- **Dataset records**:
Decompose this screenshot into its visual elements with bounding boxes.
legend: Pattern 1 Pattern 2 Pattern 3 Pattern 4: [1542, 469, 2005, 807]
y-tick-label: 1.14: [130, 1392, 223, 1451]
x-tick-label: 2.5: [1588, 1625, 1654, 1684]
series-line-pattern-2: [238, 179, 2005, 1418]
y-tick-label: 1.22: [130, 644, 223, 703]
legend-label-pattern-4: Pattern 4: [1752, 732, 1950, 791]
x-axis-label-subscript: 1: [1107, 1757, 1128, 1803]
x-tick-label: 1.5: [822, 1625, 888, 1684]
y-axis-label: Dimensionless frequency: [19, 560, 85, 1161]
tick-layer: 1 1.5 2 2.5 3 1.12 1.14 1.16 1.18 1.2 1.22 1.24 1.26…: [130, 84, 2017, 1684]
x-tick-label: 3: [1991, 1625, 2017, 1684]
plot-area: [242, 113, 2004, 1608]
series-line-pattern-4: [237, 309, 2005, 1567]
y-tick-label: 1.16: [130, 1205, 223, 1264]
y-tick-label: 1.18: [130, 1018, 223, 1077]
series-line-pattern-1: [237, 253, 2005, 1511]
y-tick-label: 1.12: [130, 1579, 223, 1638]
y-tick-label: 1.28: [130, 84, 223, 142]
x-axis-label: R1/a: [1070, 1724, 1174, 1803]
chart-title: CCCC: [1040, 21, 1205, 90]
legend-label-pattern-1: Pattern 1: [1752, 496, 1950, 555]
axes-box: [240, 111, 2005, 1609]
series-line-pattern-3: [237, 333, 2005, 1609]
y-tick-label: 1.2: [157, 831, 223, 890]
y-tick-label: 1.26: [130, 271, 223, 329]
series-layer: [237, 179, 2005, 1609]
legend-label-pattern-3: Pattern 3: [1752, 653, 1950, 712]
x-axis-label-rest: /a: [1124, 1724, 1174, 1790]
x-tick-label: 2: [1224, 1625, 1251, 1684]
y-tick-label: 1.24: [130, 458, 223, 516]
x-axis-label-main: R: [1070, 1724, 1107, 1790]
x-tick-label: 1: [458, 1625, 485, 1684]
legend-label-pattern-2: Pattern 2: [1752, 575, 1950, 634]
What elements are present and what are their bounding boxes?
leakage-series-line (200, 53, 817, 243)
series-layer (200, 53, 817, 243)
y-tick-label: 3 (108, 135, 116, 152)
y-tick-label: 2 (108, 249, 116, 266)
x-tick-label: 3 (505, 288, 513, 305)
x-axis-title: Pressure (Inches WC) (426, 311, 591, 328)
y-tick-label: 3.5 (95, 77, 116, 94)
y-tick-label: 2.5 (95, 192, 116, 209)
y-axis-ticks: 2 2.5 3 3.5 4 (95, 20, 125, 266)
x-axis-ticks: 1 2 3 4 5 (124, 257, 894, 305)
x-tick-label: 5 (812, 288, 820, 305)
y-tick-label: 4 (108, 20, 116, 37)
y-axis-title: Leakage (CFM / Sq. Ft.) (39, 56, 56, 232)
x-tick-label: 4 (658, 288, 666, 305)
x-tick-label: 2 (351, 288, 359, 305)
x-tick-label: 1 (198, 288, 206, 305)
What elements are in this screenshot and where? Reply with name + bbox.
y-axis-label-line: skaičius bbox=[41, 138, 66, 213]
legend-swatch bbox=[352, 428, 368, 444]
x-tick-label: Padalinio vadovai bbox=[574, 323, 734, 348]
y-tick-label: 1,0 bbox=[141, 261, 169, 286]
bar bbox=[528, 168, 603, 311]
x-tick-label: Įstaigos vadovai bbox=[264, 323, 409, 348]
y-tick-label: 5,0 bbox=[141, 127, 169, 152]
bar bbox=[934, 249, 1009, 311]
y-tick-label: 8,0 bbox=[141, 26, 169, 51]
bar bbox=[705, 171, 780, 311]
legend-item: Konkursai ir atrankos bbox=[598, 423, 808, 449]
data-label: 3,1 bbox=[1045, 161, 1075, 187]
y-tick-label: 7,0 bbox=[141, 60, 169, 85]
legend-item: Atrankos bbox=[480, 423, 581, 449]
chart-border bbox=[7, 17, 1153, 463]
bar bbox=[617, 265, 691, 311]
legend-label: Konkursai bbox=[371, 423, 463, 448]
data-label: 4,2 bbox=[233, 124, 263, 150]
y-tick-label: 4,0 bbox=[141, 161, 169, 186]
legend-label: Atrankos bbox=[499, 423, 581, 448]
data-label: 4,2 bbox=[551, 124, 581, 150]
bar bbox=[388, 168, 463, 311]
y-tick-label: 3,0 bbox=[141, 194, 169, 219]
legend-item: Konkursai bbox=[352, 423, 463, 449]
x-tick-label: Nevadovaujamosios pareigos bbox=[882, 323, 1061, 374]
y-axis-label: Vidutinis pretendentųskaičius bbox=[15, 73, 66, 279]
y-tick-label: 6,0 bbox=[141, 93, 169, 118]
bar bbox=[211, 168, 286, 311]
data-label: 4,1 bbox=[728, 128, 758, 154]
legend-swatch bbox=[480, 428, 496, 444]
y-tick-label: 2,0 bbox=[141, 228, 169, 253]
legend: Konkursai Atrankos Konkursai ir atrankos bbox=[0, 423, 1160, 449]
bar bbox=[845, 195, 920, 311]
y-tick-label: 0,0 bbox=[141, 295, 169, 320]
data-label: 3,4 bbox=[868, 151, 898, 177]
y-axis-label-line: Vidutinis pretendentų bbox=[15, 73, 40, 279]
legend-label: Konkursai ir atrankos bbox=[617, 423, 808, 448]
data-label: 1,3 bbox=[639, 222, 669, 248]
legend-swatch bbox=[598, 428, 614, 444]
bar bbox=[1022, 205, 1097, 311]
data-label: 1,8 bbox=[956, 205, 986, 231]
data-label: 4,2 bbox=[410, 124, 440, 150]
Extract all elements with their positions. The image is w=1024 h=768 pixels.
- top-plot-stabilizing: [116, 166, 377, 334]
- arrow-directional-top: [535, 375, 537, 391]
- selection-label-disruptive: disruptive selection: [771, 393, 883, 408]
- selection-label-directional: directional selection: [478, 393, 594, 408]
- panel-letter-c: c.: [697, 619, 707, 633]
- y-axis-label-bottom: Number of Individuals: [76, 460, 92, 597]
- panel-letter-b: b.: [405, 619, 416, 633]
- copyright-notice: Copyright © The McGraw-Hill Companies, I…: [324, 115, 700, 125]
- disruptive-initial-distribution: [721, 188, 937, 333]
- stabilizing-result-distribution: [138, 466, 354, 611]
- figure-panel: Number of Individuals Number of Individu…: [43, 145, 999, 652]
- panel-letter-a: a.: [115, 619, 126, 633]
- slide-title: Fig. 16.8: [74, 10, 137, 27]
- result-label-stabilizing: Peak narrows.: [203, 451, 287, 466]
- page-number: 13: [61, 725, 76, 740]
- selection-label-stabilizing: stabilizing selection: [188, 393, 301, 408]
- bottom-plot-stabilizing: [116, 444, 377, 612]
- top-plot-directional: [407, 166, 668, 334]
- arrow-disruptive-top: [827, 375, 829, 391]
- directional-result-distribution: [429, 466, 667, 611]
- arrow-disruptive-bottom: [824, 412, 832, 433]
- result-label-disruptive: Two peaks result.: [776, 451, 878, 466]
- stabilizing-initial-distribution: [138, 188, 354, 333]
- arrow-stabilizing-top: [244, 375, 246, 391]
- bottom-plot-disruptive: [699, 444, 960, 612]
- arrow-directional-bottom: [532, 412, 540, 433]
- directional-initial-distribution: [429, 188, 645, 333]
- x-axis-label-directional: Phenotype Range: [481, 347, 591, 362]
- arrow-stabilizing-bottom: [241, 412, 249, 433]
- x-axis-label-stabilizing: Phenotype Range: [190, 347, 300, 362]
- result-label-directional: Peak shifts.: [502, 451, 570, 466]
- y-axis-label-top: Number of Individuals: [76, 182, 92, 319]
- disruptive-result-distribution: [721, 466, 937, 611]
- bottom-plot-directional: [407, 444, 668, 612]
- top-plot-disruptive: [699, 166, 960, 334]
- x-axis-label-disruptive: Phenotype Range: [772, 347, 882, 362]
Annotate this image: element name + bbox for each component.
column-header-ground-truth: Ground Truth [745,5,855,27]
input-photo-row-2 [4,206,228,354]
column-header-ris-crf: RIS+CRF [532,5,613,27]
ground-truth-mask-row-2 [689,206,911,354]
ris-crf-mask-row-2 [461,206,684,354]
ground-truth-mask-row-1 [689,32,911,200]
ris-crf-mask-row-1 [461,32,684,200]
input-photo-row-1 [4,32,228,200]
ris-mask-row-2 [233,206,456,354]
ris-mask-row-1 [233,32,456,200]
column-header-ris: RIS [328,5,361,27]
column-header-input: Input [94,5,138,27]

- **STATED TASK**: Copy out, without changes, the part of the data above that runs from the start of the data through the line containing "y-tick-label: 1.22: [130, 644, 223, 703]".

- **EXPECTED ANSWER**:
Decompose this screenshot into its visual elements with bounding boxes.
legend: Pattern 1 Pattern 2 Pattern 3 Pattern 4: [1542, 469, 2005, 807]
y-tick-label: 1.14: [130, 1392, 223, 1451]
x-tick-label: 2.5: [1588, 1625, 1654, 1684]
series-line-pattern-2: [238, 179, 2005, 1418]
y-tick-label: 1.22: [130, 644, 223, 703]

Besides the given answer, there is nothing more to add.